**WORK INSTRUCTIONS:** On every line of the listing, check for "offentliga"; copy the lines that have it.
────
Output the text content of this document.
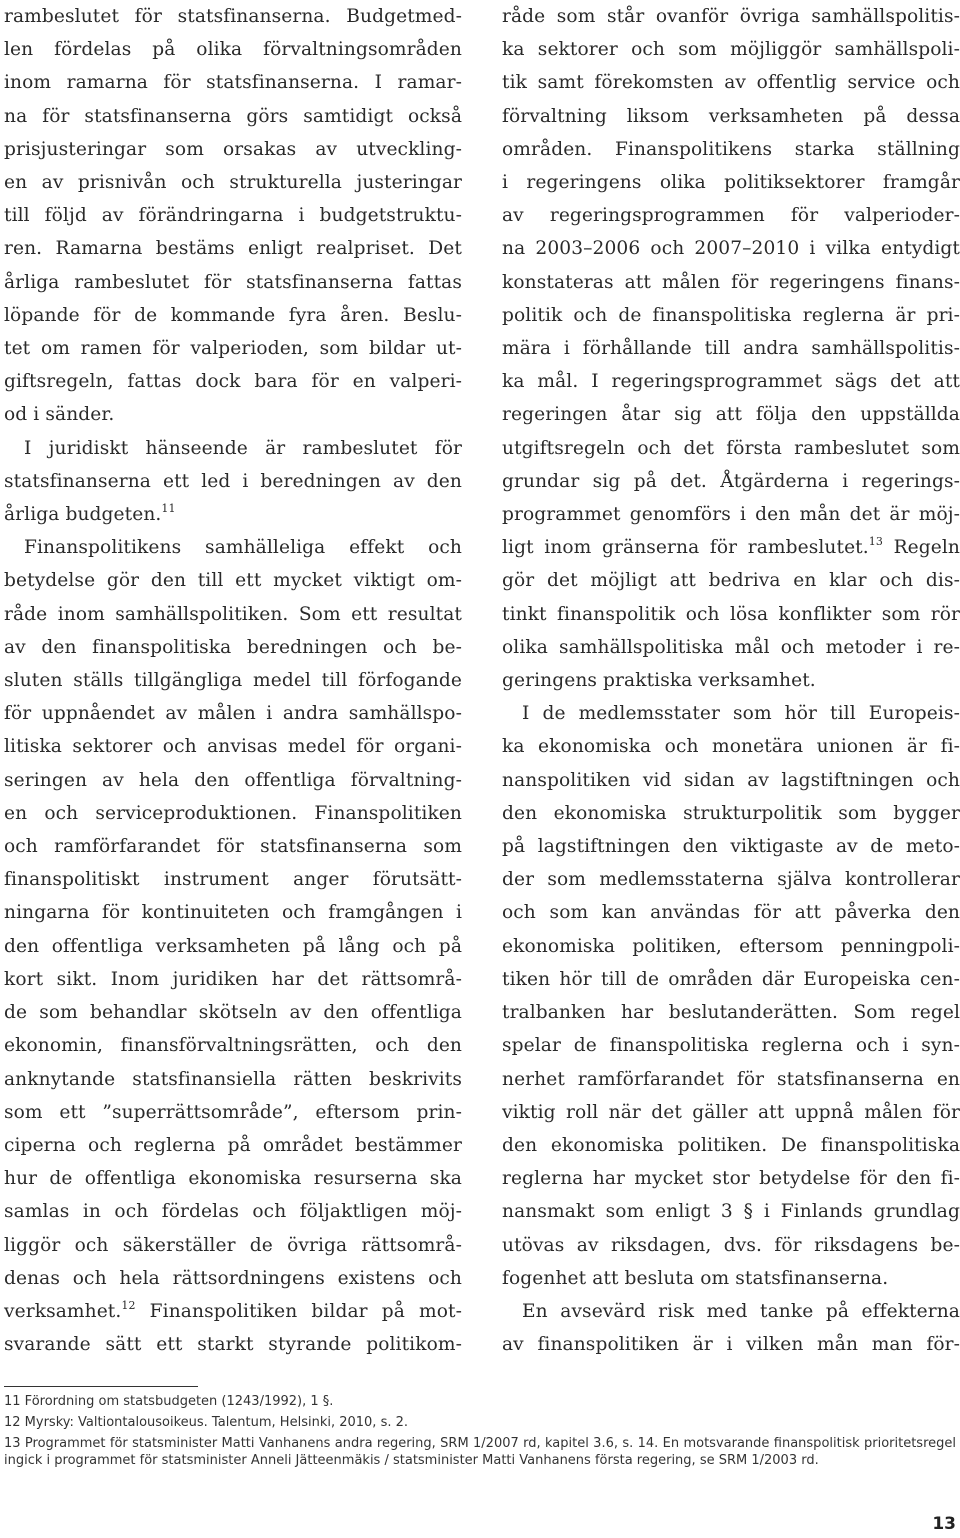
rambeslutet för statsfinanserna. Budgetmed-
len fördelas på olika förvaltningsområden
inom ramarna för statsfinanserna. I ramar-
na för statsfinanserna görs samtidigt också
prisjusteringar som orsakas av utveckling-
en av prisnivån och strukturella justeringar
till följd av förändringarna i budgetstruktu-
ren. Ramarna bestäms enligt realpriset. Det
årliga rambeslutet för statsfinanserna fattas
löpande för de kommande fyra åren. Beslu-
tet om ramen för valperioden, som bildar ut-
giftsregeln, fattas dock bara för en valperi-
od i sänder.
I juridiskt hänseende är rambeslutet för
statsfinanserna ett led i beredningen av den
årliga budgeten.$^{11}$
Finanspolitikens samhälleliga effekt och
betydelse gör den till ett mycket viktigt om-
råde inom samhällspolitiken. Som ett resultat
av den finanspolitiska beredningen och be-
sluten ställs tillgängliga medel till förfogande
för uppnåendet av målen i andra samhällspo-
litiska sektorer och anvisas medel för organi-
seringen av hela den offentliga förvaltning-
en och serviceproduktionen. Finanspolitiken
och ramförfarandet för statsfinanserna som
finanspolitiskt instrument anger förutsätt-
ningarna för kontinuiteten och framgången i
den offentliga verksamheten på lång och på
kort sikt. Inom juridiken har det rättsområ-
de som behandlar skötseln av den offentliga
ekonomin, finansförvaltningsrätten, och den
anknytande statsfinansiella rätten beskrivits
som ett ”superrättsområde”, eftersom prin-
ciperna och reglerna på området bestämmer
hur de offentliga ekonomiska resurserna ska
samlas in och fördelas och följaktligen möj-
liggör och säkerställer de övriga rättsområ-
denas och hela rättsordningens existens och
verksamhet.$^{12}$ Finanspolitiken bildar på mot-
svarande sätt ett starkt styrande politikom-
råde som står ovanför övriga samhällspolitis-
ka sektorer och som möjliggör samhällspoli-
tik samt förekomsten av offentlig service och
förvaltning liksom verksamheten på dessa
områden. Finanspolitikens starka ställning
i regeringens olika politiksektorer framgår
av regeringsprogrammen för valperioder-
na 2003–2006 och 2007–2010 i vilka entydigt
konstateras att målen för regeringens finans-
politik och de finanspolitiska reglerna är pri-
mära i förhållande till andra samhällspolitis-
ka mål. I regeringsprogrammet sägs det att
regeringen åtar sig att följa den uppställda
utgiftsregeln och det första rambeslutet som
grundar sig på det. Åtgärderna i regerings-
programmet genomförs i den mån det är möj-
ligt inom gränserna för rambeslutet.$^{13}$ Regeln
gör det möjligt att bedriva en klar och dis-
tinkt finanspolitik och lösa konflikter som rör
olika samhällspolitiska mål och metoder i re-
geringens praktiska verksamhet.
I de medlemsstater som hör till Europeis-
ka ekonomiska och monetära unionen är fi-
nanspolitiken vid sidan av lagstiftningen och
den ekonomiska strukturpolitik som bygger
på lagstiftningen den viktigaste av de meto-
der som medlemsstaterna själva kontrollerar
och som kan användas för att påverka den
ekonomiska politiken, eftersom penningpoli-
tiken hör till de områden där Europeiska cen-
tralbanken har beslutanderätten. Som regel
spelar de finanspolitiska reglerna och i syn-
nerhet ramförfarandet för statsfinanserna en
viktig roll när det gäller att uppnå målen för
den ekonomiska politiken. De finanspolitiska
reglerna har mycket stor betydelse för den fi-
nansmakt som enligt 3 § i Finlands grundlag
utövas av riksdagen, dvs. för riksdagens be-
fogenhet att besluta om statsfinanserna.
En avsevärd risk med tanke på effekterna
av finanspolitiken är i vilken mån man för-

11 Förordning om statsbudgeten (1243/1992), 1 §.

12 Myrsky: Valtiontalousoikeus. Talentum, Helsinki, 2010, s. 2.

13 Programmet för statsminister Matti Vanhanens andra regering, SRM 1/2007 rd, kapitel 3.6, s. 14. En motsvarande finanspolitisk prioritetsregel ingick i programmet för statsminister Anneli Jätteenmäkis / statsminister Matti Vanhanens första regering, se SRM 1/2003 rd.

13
────
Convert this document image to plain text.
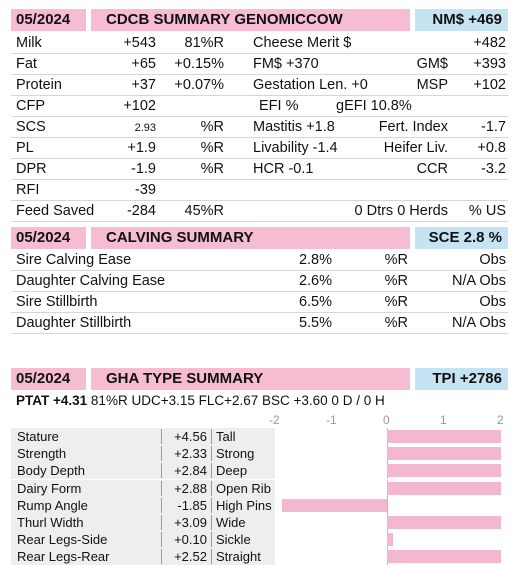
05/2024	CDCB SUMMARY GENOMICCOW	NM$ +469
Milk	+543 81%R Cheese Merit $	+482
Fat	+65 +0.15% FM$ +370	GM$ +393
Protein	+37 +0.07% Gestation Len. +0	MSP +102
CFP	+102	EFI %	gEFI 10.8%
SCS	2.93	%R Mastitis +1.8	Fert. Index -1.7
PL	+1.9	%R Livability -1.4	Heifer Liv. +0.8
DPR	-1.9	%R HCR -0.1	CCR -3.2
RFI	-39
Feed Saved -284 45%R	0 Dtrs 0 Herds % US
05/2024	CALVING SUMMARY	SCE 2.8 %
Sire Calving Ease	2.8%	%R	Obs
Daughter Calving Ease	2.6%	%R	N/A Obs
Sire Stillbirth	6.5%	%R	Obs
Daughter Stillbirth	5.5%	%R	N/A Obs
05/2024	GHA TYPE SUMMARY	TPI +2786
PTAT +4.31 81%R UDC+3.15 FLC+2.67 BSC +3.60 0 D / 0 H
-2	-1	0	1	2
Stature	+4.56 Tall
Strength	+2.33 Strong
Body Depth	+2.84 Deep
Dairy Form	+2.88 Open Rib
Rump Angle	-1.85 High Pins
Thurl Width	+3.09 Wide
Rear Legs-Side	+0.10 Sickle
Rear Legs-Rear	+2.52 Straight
────
**TASK ANSWER:**
seringen av hela den offentliga förvaltning-
den offentliga verksamheten på lång och på
de som behandlar skötseln av den offentliga
hur de offentliga ekonomiska resurserna ska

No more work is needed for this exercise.